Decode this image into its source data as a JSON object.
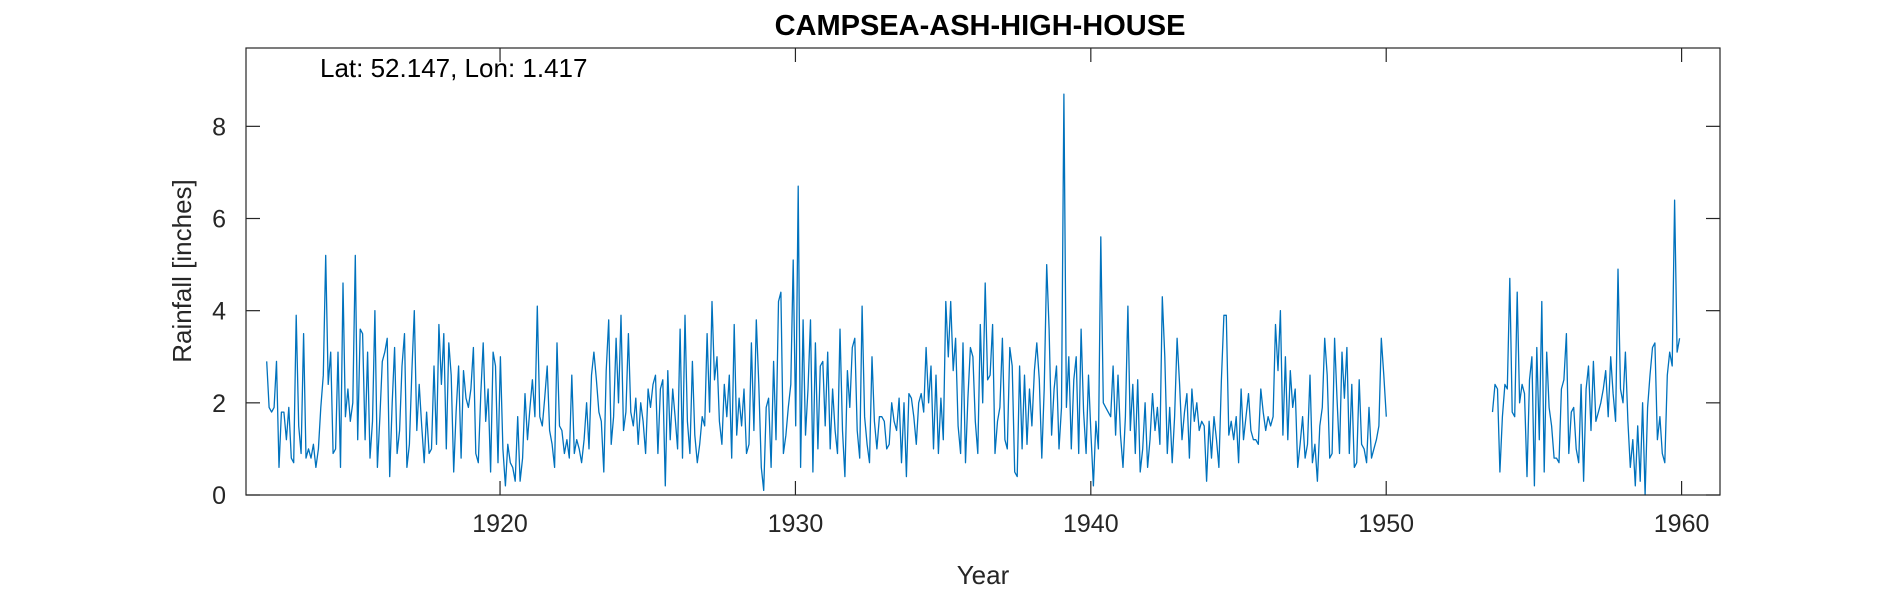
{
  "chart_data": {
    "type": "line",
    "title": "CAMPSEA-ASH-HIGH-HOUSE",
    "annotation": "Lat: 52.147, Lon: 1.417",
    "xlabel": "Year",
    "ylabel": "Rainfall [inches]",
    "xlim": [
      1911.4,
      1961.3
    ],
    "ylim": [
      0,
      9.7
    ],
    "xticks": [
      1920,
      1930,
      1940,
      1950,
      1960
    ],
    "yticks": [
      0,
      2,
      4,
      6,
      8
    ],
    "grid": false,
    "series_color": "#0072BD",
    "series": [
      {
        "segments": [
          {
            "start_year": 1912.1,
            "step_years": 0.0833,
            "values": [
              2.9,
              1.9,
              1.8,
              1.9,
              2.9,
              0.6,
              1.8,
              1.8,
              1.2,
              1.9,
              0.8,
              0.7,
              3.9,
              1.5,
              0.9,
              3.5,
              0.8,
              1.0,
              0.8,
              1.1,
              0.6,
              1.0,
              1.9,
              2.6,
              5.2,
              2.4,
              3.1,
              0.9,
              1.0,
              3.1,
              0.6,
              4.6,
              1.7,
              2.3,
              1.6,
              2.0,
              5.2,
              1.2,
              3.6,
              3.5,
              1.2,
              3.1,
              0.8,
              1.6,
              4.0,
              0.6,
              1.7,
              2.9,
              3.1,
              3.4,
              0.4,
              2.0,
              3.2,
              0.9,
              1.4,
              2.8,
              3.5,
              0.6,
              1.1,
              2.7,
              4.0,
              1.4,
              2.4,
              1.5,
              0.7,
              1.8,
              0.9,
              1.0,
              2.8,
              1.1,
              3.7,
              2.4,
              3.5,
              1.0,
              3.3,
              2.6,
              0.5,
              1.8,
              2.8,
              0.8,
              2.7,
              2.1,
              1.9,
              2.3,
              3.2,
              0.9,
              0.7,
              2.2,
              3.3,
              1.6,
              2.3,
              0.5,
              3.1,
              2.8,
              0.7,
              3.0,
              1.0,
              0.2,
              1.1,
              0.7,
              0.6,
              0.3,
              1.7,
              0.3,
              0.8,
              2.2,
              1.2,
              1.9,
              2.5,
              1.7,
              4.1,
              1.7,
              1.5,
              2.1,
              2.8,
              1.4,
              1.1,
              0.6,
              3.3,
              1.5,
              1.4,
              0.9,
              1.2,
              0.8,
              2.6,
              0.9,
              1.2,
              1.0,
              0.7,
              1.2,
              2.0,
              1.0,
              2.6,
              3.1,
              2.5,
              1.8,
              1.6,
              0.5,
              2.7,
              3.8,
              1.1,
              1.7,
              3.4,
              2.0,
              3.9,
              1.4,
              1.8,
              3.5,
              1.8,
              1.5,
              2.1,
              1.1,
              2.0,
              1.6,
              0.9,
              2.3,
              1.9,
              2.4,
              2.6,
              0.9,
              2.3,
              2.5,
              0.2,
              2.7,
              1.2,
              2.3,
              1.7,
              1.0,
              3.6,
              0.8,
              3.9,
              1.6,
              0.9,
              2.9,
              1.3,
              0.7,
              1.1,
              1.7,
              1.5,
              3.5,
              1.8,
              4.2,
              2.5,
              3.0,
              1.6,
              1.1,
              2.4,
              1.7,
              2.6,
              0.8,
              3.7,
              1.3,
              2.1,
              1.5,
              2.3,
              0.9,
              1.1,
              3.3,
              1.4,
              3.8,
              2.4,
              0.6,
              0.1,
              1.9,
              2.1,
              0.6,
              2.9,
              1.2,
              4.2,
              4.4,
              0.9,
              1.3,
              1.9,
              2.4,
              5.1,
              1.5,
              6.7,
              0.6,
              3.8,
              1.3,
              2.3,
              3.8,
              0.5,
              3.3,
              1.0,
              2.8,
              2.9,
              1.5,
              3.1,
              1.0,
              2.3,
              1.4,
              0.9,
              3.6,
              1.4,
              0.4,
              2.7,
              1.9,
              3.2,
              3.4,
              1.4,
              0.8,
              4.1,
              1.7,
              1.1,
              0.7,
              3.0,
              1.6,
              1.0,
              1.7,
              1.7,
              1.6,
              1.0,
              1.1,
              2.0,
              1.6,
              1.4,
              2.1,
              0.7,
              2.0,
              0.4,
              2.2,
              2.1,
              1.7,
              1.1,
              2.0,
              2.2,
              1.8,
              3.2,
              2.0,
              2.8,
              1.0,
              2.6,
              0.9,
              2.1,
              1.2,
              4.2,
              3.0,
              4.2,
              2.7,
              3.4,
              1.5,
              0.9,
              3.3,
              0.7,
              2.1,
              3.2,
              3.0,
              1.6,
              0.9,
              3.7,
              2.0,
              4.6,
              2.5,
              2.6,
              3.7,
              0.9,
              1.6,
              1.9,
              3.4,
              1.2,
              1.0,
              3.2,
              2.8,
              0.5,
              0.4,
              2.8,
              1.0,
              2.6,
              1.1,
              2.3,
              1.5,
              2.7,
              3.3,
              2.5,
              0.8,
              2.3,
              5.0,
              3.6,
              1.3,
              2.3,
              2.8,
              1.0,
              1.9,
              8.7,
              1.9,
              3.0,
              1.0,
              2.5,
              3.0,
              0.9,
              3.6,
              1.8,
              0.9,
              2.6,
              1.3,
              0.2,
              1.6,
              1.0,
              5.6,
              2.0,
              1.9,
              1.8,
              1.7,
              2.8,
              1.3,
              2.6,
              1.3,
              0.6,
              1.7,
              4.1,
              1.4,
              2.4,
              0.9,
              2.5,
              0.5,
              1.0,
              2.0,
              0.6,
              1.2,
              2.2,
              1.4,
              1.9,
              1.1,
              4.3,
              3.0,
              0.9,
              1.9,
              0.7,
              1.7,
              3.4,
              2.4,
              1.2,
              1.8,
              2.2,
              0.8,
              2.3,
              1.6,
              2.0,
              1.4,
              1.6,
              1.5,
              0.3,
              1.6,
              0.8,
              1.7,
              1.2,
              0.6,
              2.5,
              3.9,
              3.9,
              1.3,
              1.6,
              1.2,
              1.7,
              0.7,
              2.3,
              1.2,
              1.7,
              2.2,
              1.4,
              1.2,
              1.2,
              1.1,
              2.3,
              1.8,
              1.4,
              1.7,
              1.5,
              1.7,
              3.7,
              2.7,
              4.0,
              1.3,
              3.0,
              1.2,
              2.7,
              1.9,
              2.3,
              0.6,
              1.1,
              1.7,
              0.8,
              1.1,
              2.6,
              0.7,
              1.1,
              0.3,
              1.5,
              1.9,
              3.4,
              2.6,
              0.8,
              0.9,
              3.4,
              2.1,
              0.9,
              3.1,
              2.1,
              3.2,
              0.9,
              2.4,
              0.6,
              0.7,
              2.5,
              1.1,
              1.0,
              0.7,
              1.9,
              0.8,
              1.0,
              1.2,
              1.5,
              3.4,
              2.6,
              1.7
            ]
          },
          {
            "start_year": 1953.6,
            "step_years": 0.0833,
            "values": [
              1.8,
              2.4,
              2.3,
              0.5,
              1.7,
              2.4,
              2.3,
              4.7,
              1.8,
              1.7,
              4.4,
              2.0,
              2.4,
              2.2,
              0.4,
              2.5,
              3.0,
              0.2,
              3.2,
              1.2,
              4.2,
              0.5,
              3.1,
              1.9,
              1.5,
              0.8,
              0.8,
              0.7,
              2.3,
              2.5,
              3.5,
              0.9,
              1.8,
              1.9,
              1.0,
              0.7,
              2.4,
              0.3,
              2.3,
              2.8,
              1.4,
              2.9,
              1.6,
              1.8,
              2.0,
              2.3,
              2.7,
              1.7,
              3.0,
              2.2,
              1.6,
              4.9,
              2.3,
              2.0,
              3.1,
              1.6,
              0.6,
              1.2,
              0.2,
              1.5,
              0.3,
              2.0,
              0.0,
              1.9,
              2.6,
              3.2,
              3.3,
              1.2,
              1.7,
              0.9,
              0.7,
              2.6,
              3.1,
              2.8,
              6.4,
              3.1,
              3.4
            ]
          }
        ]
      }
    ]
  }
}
---------------
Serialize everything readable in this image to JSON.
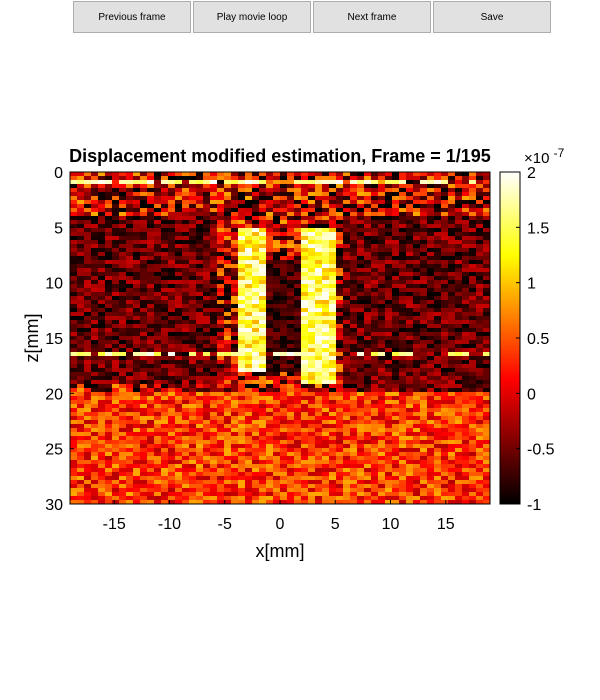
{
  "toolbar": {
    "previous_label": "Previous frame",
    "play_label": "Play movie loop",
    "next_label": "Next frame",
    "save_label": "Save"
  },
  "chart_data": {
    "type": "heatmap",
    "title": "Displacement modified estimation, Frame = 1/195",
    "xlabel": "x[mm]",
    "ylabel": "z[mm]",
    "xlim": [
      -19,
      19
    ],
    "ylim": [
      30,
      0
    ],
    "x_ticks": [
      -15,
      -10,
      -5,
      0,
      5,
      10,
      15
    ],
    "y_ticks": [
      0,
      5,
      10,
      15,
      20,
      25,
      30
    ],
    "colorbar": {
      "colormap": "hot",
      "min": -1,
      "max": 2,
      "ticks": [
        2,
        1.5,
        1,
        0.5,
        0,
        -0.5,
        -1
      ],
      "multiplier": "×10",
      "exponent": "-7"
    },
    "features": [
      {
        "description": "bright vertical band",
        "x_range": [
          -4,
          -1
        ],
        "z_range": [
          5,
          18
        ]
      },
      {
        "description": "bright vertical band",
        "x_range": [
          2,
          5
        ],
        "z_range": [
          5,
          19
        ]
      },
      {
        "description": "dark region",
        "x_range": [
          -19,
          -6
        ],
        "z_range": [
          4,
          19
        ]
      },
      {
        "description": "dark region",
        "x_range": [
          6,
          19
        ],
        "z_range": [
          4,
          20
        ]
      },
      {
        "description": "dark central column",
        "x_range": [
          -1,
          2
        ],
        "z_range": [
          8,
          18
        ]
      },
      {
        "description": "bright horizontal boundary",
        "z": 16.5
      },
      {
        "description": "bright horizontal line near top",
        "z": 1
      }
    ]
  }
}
---------------
* **What to work on**: Gather each line holding the string "bright".

* **Response to this task**:
        "description": "bright vertical band",
        "description": "bright vertical band",
        "description": "bright horizontal boundary",
        "description": "bright horizontal line near top",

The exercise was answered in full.